----- Data extract

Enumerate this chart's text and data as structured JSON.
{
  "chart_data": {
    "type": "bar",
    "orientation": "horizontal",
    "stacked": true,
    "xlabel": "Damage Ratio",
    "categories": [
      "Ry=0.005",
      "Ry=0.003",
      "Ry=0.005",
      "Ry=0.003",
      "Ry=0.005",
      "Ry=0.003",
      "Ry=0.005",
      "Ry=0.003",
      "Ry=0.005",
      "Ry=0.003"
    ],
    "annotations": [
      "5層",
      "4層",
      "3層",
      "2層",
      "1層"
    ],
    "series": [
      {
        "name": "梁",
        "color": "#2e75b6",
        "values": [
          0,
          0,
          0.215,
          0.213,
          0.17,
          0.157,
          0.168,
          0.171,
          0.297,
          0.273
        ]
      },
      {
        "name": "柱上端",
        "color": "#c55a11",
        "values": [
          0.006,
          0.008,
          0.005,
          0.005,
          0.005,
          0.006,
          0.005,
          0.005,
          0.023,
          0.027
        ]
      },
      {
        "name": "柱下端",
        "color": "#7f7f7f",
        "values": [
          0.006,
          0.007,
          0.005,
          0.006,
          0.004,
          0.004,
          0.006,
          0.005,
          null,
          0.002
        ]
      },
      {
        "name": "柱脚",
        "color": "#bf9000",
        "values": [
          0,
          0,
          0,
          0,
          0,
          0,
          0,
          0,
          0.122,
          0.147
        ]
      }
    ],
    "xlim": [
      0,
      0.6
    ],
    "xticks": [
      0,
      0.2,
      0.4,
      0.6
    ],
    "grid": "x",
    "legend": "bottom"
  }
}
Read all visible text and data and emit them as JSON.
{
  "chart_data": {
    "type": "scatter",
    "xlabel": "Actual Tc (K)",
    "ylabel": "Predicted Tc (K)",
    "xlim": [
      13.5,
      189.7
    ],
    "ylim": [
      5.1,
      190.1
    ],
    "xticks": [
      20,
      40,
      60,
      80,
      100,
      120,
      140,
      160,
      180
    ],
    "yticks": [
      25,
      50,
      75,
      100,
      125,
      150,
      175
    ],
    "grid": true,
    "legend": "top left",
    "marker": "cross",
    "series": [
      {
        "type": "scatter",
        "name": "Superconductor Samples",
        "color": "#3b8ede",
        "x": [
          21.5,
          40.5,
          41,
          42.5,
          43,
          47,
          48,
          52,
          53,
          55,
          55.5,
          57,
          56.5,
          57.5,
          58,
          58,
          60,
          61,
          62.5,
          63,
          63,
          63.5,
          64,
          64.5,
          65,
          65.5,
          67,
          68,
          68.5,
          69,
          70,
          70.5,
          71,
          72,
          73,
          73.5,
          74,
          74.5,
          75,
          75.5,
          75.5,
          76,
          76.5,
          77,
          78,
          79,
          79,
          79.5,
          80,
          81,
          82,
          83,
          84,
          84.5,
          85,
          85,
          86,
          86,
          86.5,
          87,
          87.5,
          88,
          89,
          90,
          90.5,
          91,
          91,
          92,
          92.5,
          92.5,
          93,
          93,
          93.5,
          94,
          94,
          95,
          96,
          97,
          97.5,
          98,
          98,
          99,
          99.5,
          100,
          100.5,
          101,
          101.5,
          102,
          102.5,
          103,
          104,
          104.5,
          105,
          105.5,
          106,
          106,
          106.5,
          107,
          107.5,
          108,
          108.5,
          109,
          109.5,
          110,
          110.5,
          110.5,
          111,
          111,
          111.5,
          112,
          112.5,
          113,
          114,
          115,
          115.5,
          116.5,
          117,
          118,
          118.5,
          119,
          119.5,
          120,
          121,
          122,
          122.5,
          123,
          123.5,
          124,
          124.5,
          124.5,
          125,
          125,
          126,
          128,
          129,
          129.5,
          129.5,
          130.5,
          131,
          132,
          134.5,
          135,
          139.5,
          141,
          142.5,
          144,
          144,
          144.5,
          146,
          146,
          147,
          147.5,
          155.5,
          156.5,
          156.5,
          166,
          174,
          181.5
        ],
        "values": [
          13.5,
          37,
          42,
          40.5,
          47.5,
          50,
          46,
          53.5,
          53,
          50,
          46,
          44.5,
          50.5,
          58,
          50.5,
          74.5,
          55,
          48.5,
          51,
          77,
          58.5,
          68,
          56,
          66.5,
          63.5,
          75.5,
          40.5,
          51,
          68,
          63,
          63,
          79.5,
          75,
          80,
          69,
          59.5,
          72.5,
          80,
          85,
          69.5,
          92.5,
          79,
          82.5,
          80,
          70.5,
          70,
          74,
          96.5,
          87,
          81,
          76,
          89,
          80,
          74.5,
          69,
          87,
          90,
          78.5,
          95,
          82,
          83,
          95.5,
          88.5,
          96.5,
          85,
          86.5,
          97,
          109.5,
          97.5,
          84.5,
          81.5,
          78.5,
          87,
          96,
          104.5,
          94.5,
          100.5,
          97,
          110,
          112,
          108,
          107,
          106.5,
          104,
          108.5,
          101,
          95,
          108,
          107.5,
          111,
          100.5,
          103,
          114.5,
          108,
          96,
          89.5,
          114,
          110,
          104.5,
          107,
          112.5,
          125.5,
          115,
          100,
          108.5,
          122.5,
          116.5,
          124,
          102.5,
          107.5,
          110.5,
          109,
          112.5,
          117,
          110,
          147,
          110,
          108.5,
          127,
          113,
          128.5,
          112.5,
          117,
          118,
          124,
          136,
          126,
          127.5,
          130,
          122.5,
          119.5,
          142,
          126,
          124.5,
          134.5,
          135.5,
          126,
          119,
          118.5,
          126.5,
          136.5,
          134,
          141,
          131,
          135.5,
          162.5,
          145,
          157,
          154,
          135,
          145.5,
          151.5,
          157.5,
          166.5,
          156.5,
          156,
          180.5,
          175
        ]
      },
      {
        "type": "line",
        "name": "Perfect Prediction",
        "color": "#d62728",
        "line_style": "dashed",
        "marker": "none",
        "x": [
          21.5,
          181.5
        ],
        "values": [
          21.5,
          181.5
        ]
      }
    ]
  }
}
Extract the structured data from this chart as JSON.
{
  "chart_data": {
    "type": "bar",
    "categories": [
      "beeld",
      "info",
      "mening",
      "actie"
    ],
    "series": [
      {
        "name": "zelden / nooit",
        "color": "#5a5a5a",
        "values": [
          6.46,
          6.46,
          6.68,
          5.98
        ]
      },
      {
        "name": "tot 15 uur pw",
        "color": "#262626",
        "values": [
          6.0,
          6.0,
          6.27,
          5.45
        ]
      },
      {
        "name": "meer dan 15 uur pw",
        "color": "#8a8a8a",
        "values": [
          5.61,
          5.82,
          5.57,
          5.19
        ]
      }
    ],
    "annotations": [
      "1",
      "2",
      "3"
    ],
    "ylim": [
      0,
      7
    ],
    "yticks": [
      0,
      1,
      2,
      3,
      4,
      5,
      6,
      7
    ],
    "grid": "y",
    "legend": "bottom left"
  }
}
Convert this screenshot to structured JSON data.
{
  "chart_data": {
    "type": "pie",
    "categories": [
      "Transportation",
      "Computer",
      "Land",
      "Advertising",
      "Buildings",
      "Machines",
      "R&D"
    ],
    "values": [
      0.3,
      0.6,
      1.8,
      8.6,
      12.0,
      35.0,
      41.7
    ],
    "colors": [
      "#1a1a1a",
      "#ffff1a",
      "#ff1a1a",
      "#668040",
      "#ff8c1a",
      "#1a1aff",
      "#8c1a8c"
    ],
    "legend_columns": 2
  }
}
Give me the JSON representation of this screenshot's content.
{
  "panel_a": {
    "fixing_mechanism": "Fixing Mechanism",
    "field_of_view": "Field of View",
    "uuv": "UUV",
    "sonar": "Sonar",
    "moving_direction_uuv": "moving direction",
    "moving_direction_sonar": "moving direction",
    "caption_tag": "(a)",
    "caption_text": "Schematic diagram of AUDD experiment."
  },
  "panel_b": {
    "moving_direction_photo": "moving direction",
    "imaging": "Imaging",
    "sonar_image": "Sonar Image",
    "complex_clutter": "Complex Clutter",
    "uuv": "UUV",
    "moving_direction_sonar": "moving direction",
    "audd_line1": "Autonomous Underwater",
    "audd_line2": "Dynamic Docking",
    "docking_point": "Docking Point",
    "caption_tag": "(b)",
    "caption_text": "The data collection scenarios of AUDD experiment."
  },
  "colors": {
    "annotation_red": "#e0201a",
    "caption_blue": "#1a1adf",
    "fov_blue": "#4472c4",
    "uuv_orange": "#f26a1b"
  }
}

----------

# [Task statement]
Give again the lines from the line holding "Convert this screenshot" through the close of the listing, both included, exactly as written and with nothing else.

# [Written solution]
Convert this screenshot to structured JSON data.
{
  "chart_data": {
    "type": "pie",
    "categories": [
      "Transportation",
      "Computer",
      "Land",
      "Advertising",
      "Buildings",
      "Machines",
      "R&D"
    ],
    "values": [
      0.3,
      0.6,
      1.8,
      8.6,
      12.0,
      35.0,
      41.7
    ],
    "colors": [
      "#1a1a1a",
      "#ffff1a",
      "#ff1a1a",
      "#668040",
      "#ff8c1a",
      "#1a1aff",
      "#8c1a8c"
    ],
    "legend_columns": 2
  }
}
Give me the JSON representation of this screenshot's content.
{
  "panel_a": {
    "fixing_mechanism": "Fixing Mechanism",
    "field_of_view": "Field of View",
    "uuv": "UUV",
    "sonar": "Sonar",
    "moving_direction_uuv": "moving direction",
    "moving_direction_sonar": "moving direction",
    "caption_tag": "(a)",
    "caption_text": "Schematic diagram of AUDD experiment."
  },
  "panel_b": {
    "moving_direction_photo": "moving direction",
    "imaging": "Imaging",
    "sonar_image": "Sonar Image",
    "complex_clutter": "Complex Clutter",
    "uuv": "UUV",
    "moving_direction_sonar": "moving direction",
    "audd_line1": "Autonomous Underwater",
    "audd_line2": "Dynamic Docking",
    "docking_point": "Docking Point",
    "caption_tag": "(b)",
    "caption_text": "The data collection scenarios of AUDD experiment."
  },
  "colors": {
    "annotation_red": "#e0201a",
    "caption_blue": "#1a1adf",
    "fov_blue": "#4472c4",
    "uuv_orange": "#f26a1b"
  }
}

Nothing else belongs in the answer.